[Records]

begin

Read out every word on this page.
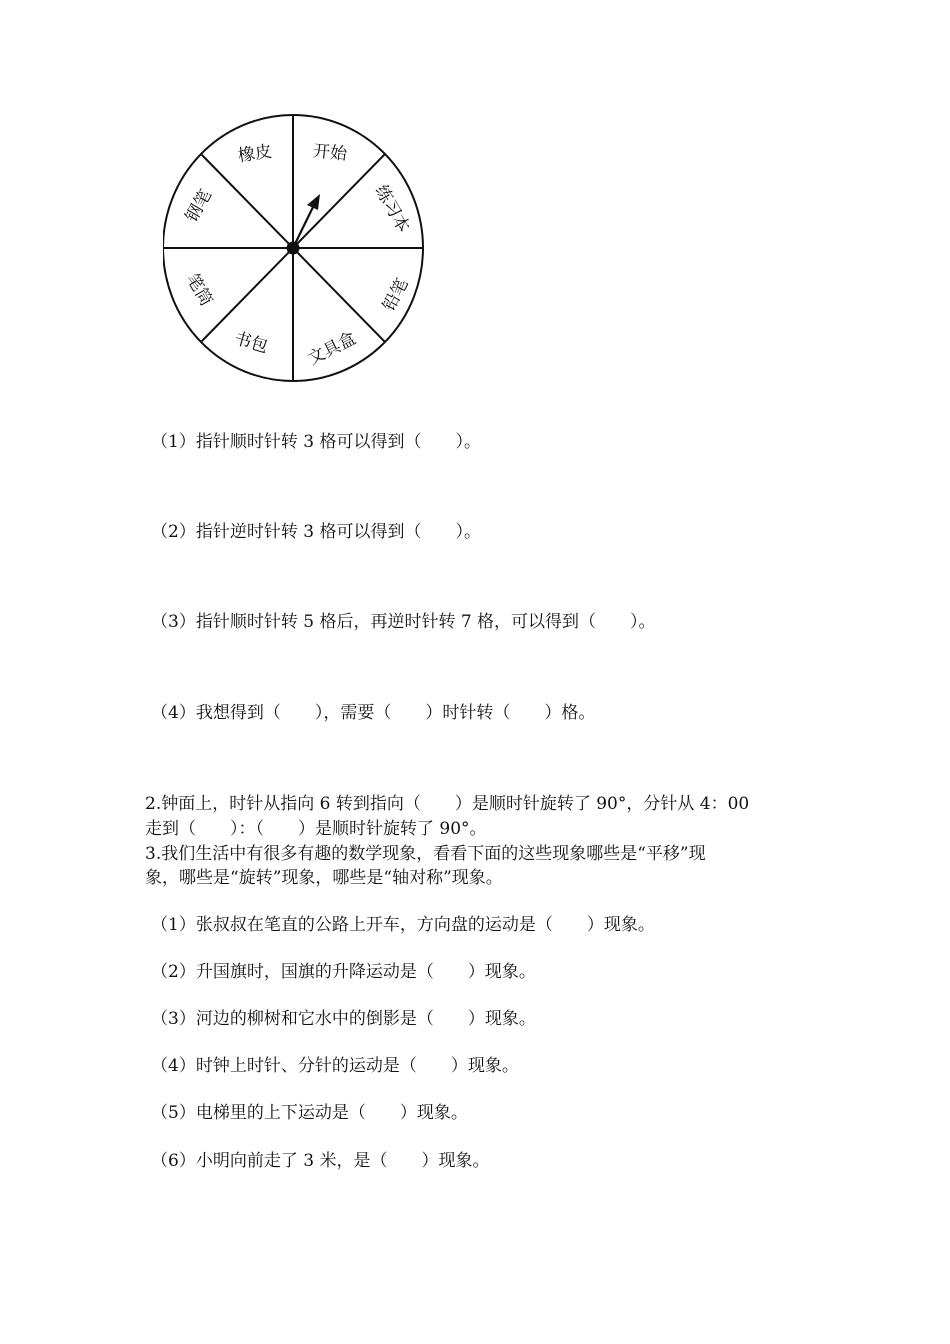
开始
练习本
铅笔
文具盒
书包
笔筒
钢笔
橡皮
（1）指针顺时针转 3 格可以得到（　　）。
（2）指针逆时针转 3 格可以得到（　　）。
（3）指针顺时针转 5 格后，再逆时针转 7 格，可以得到（　　）。
（4）我想得到（　　），需要（　　）时针转（　　）格。
2.钟面上，时针从指向 6 转到指向（　　）是顺时针旋转了 90°，分针从 4：00
走到（　　）：（　　）是顺时针旋转了 90°。
3.我们生活中有很多有趣的数学现象，看看下面的这些现象哪些是“平移”现
象，哪些是“旋转”现象，哪些是“轴对称”现象。
（1）张叔叔在笔直的公路上开车，方向盘的运动是（　　）现象。
（2）升国旗时，国旗的升降运动是（　　）现象。
（3）河边的柳树和它水中的倒影是（　　）现象。
（4）时钟上时针、分针的运动是（　　）现象。
（5）电梯里的上下运动是（　　）现象。
（6）小明向前走了 3 米，是（　　）现象。
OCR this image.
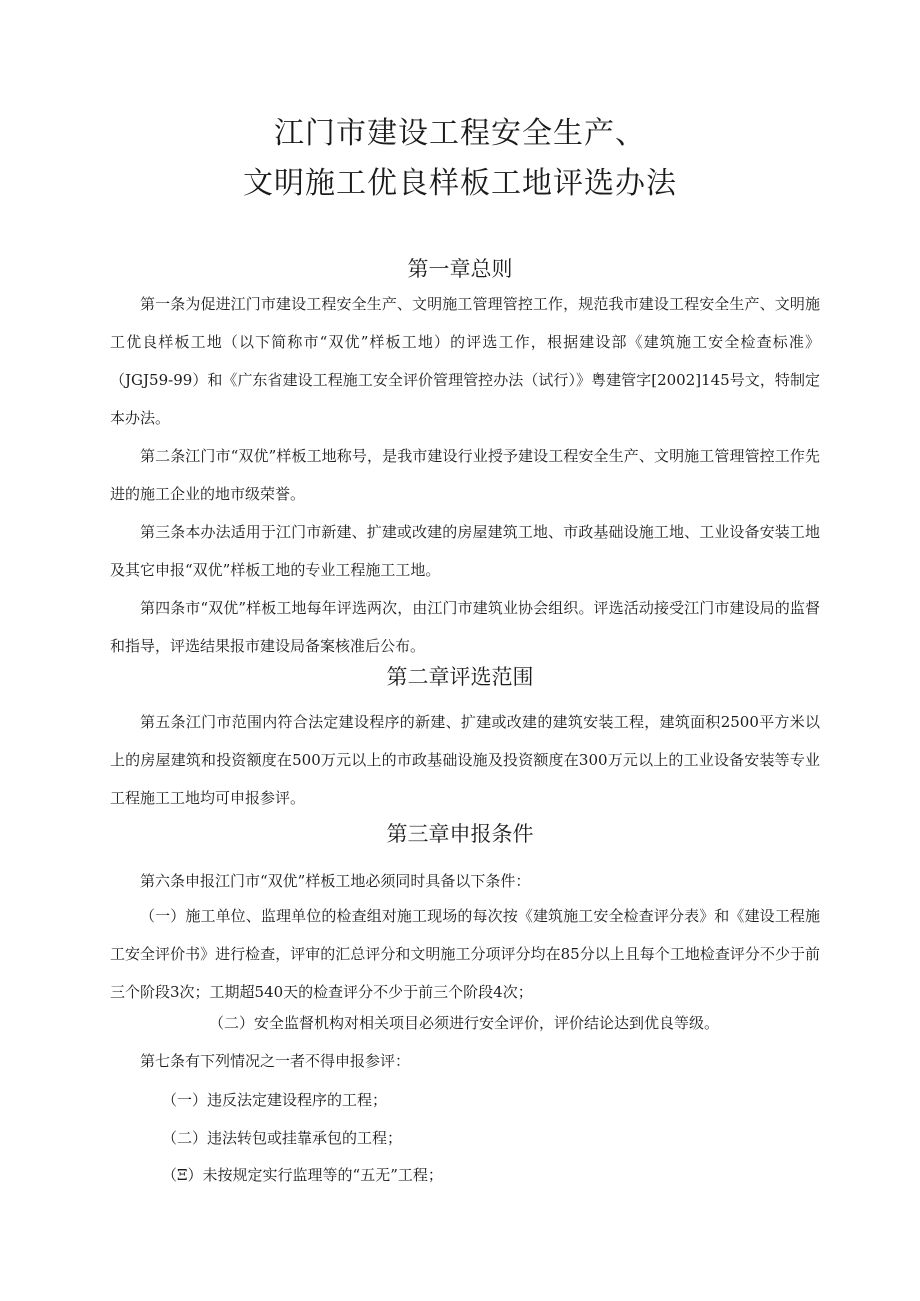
江门市建设工程安全生产、
文明施工优良样板工地评选办法
第一章总则

第一条为促进江门市建设工程安全生产、文明施工管理管控工作，规范我市建设工程安全生产、文明施工优良样板工地（以下简称市“双优”样板工地）的评选工作，根据建设部《建筑施工安全检查标准》（JGJ59-99）和《广东省建设工程施工安全评价管理管控办法（试行）》粤建管字[2002]145号文，特制定本办法。

第二条江门市“双优”样板工地称号，是我市建设行业授予建设工程安全生产、文明施工管理管控工作先进的施工企业的地市级荣誉。

第三条本办法适用于江门市新建、扩建或改建的房屋建筑工地、市政基础设施工地、工业设备安装工地及其它申报“双优”样板工地的专业工程施工工地。

第四条市“双优”样板工地每年评选两次，由江门市建筑业协会组织。评选活动接受江门市建设局的监督和指导，评选结果报市建设局备案核准后公布。

第二章评选范围

第五条江门市范围内符合法定建设程序的新建、扩建或改建的建筑安装工程，建筑面积2500平方米以上的房屋建筑和投资额度在500万元以上的市政基础设施及投资额度在300万元以上的工业设备安装等专业工程施工工地均可申报参评。

第三章申报条件
第六条申报江门市“双优”样板工地必须同时具备以下条件：

（一）施工单位、监理单位的检查组对施工现场的每次按《建筑施工安全检查评分表》和《建设工程施工安全评价书》进行检查，评审的汇总评分和文明施工分项评分均在85分以上且每个工地检查评分不少于前三个阶段3次；工期超540天的检查评分不少于前三个阶段4次；

（二）安全监督机构对相关项目必须进行安全评价，评价结论达到优良等级。
第七条有下列情况之一者不得申报参评：
（一）违反法定建设程序的工程；
（二）违法转包或挂靠承包的工程；
（Ξ）未按规定实行监理等的“五无”工程；
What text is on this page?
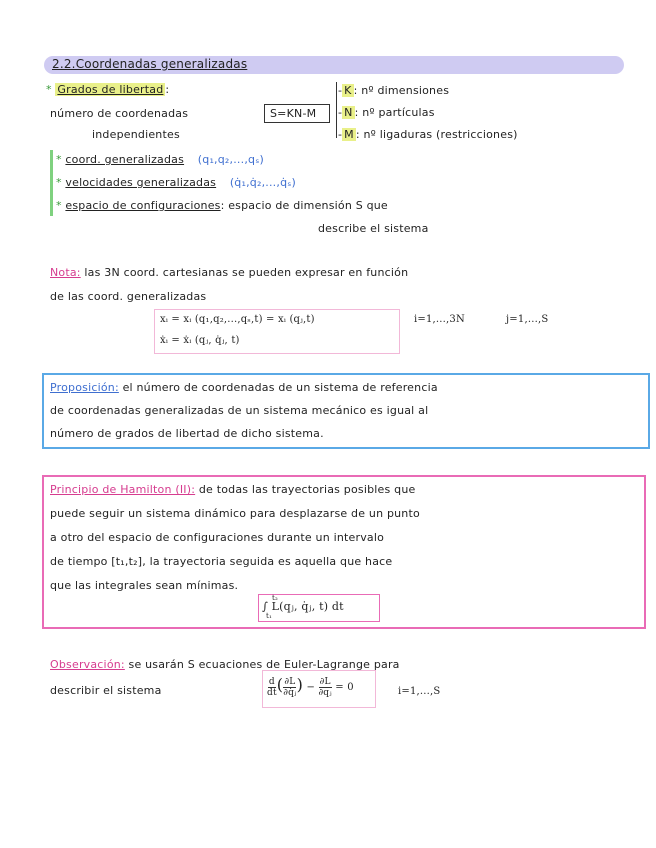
2.2.Coordenadas generalizadas
* Grados de libertad :
número de coordenadas
independientes
S=KN-M
- K : nº dimensiones
- N : nº partículas
- M : nº ligaduras (restricciones)
* coord. generalizadas (q₁,q₂,...,qₛ)
* velocidades generalizadas (q̇₁,q̇₂,...,q̇ₛ)
* espacio de configuraciones: espacio de dimensión S que
describe el sistema
Nota: las 3N coord. cartesianas se pueden expresar en función
de las coord. generalizadas
xᵢ = xᵢ (q₁,q₂,...,qₛ,t) = xᵢ (qⱼ,t)
ẋᵢ = ẋᵢ (qⱼ, q̇ⱼ, t)
i=1,...,3N	j=1,...,S
Proposición: el número de coordenadas de un sistema de referencia
de coordenadas generalizadas de un sistema mecánico es igual al
número de grados de libertad de dicho sistema.
Principio de Hamilton (II): de todas las trayectorias posibles que
puede seguir un sistema dinámico para desplazarse de un punto
a otro del espacio de configuraciones durante un intervalo
de tiempo [t₁,t₂], la trayectoria seguida es aquella que hace
que las integrales sean mínimas.
t₂
t₁
∫ L(qⱼ, q̇ⱼ, t) dt
Observación: se usarán S ecuaciones de Euler-Lagrange para
describir el sistema	$\frac{d}{dt}$ ( $\frac{\partial L}{\text{∂q̇ⱼ}}$ ) − $\frac{\partial L}{\text{∂qⱼ}} = 0$	i=1,...,S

end

EXERCISE REQUIREMENTS -> Omit every picture, and otherwise quote the entries exactly.

SOLUTION TO THIS EXERCISE ->
Read out every word on this page.
开始
练习本
铅笔
文具盒
书包
笔筒
钢笔
橡皮
（1）指针顺时针转 3 格可以得到（　　）。
（2）指针逆时针转 3 格可以得到（　　）。
（3）指针顺时针转 5 格后，再逆时针转 7 格，可以得到（　　）。
（4）我想得到（　　），需要（　　）时针转（　　）格。
2.钟面上，时针从指向 6 转到指向（　　）是顺时针旋转了 90°，分针从 4：00
走到（　　）：（　　）是顺时针旋转了 90°。
3.我们生活中有很多有趣的数学现象，看看下面的这些现象哪些是“平移”现
象，哪些是“旋转”现象，哪些是“轴对称”现象。
（1）张叔叔在笔直的公路上开车，方向盘的运动是（　　）现象。
（2）升国旗时，国旗的升降运动是（　　）现象。
（3）河边的柳树和它水中的倒影是（　　）现象。
（4）时钟上时针、分针的运动是（　　）现象。
（5）电梯里的上下运动是（　　）现象。
（6）小明向前走了 3 米，是（　　）现象。
OCR this image.
江门市建设工程安全生产、
文明施工优良样板工地评选办法
第一章总则

第一条为促进江门市建设工程安全生产、文明施工管理管控工作，规范我市建设工程安全生产、文明施工优良样板工地（以下简称市“双优”样板工地）的评选工作，根据建设部《建筑施工安全检查标准》（JGJ59-99）和《广东省建设工程施工安全评价管理管控办法（试行）》粤建管字[2002]145号文，特制定本办法。

第二条江门市“双优”样板工地称号，是我市建设行业授予建设工程安全生产、文明施工管理管控工作先进的施工企业的地市级荣誉。

第三条本办法适用于江门市新建、扩建或改建的房屋建筑工地、市政基础设施工地、工业设备安装工地及其它申报“双优”样板工地的专业工程施工工地。

第四条市“双优”样板工地每年评选两次，由江门市建筑业协会组织。评选活动接受江门市建设局的监督和指导，评选结果报市建设局备案核准后公布。

第二章评选范围

第五条江门市范围内符合法定建设程序的新建、扩建或改建的建筑安装工程，建筑面积2500平方米以上的房屋建筑和投资额度在500万元以上的市政基础设施及投资额度在300万元以上的工业设备安装等专业工程施工工地均可申报参评。

第三章申报条件
第六条申报江门市“双优”样板工地必须同时具备以下条件：

（一）施工单位、监理单位的检查组对施工现场的每次按《建筑施工安全检查评分表》和《建设工程施工安全评价书》进行检查，评审的汇总评分和文明施工分项评分均在85分以上且每个工地检查评分不少于前三个阶段3次；工期超540天的检查评分不少于前三个阶段4次；

（二）安全监督机构对相关项目必须进行安全评价，评价结论达到优良等级。
第七条有下列情况之一者不得申报参评：
（一）违反法定建设程序的工程；
（二）违法转包或挂靠承包的工程；
（Ξ）未按规定实行监理等的“五无”工程；
What text is on this page?
2.2.Coordenadas generalizadas
* Grados de libertad :
número de coordenadas
independientes
S=KN-M
- K : nº dimensiones
- N : nº partículas
- M : nº ligaduras (restricciones)
* coord. generalizadas (q₁,q₂,...,qₛ)
* velocidades generalizadas (q̇₁,q̇₂,...,q̇ₛ)
* espacio de configuraciones: espacio de dimensión S que
describe el sistema
Nota: las 3N coord. cartesianas se pueden expresar en función
de las coord. generalizadas
xᵢ = xᵢ (q₁,q₂,...,qₛ,t) = xᵢ (qⱼ,t)
ẋᵢ = ẋᵢ (qⱼ, q̇ⱼ, t)
i=1,...,3N	j=1,...,S
Proposición: el número de coordenadas de un sistema de referencia
de coordenadas generalizadas de un sistema mecánico es igual al
número de grados de libertad de dicho sistema.
Principio de Hamilton (II): de todas las trayectorias posibles que
puede seguir un sistema dinámico para desplazarse de un punto
a otro del espacio de configuraciones durante un intervalo
de tiempo [t₁,t₂], la trayectoria seguida es aquella que hace
que las integrales sean mínimas.
t₂
t₁
∫ L(qⱼ, q̇ⱼ, t) dt
Observación: se usarán S ecuaciones de Euler-Lagrange para
describir el sistema	$\frac{d}{dt}$ ( $\frac{\partial L}{\text{∂q̇ⱼ}}$ ) − $\frac{\partial L}{\text{∂qⱼ}} = 0$	i=1,...,S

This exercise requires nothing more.